Chart and figure data:
* * * * *

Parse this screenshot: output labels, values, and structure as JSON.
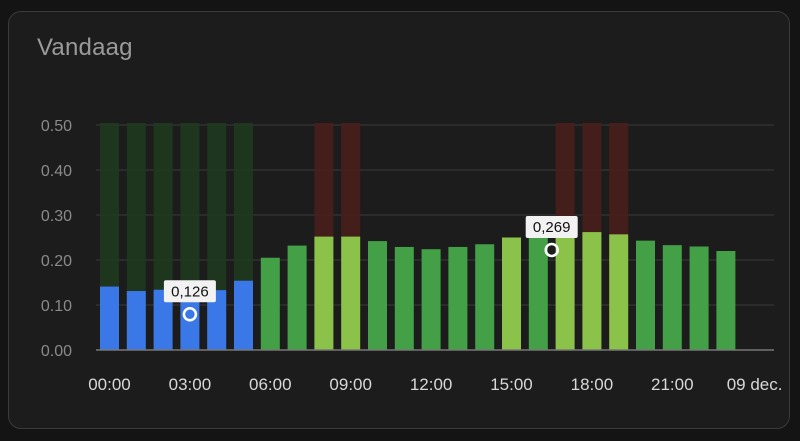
{
  "card": {
    "title": "Vandaag"
  },
  "chart_data": {
    "type": "bar",
    "title": "Vandaag",
    "ylim": [
      0,
      0.5
    ],
    "yticks": [
      "0.00",
      "0.10",
      "0.20",
      "0.30",
      "0.40",
      "0.50"
    ],
    "xtick_labels": [
      "00:00",
      "03:00",
      "06:00",
      "09:00",
      "12:00",
      "15:00",
      "18:00",
      "21:00",
      "09 dec."
    ],
    "hours": [
      0,
      1,
      2,
      3,
      4,
      5,
      6,
      7,
      8,
      9,
      10,
      11,
      12,
      13,
      14,
      15,
      16,
      17,
      18,
      19,
      20,
      21,
      22,
      23
    ],
    "values": [
      0.141,
      0.131,
      0.134,
      0.126,
      0.133,
      0.154,
      0.205,
      0.232,
      0.252,
      0.252,
      0.242,
      0.229,
      0.224,
      0.229,
      0.235,
      0.25,
      0.249,
      0.269,
      0.262,
      0.257,
      0.243,
      0.233,
      0.23,
      0.22
    ],
    "price_level": [
      "low",
      "low",
      "low",
      "low",
      "low",
      "low",
      "normal",
      "normal",
      "high",
      "high",
      "normal",
      "normal",
      "normal",
      "normal",
      "normal",
      "high",
      "normal",
      "high",
      "high",
      "high",
      "normal",
      "normal",
      "normal",
      "normal"
    ],
    "background_bands": [
      "green",
      "green",
      "green",
      "green",
      "green",
      "green",
      "none",
      "none",
      "red",
      "red",
      "none",
      "none",
      "none",
      "none",
      "none",
      "none",
      "none",
      "red",
      "red",
      "red",
      "none",
      "none",
      "none",
      "none"
    ],
    "colors": {
      "low": "#3b78e7",
      "normal": "#43a047",
      "high": "#8bc34a",
      "band_green": "#1f3a1f",
      "band_red": "#4a1f1a",
      "grid": "#3a3a3a",
      "axis": "#777777"
    },
    "data_labels": [
      {
        "hour": 3,
        "text": "0,126"
      },
      {
        "hour": 16.5,
        "text": "0,269"
      }
    ]
  }
}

* * * * *

What this task involves - Write out the whole listing again, exactly, with no pictures.

Reply to the exercise -
Parse this screenshot: output labels, values, and structure as JSON.
{
  "card": {
    "title": "Vandaag"
  },
  "chart_data": {
    "type": "bar",
    "title": "Vandaag",
    "ylim": [
      0,
      0.5
    ],
    "yticks": [
      "0.00",
      "0.10",
      "0.20",
      "0.30",
      "0.40",
      "0.50"
    ],
    "xtick_labels": [
      "00:00",
      "03:00",
      "06:00",
      "09:00",
      "12:00",
      "15:00",
      "18:00",
      "21:00",
      "09 dec."
    ],
    "hours": [
      0,
      1,
      2,
      3,
      4,
      5,
      6,
      7,
      8,
      9,
      10,
      11,
      12,
      13,
      14,
      15,
      16,
      17,
      18,
      19,
      20,
      21,
      22,
      23
    ],
    "values": [
      0.141,
      0.131,
      0.134,
      0.126,
      0.133,
      0.154,
      0.205,
      0.232,
      0.252,
      0.252,
      0.242,
      0.229,
      0.224,
      0.229,
      0.235,
      0.25,
      0.249,
      0.269,
      0.262,
      0.257,
      0.243,
      0.233,
      0.23,
      0.22
    ],
    "price_level": [
      "low",
      "low",
      "low",
      "low",
      "low",
      "low",
      "normal",
      "normal",
      "high",
      "high",
      "normal",
      "normal",
      "normal",
      "normal",
      "normal",
      "high",
      "normal",
      "high",
      "high",
      "high",
      "normal",
      "normal",
      "normal",
      "normal"
    ],
    "background_bands": [
      "green",
      "green",
      "green",
      "green",
      "green",
      "green",
      "none",
      "none",
      "red",
      "red",
      "none",
      "none",
      "none",
      "none",
      "none",
      "none",
      "none",
      "red",
      "red",
      "red",
      "none",
      "none",
      "none",
      "none"
    ],
    "colors": {
      "low": "#3b78e7",
      "normal": "#43a047",
      "high": "#8bc34a",
      "band_green": "#1f3a1f",
      "band_red": "#4a1f1a",
      "grid": "#3a3a3a",
      "axis": "#777777"
    },
    "data_labels": [
      {
        "hour": 3,
        "text": "0,126"
      },
      {
        "hour": 16.5,
        "text": "0,269"
      }
    ]
  }
}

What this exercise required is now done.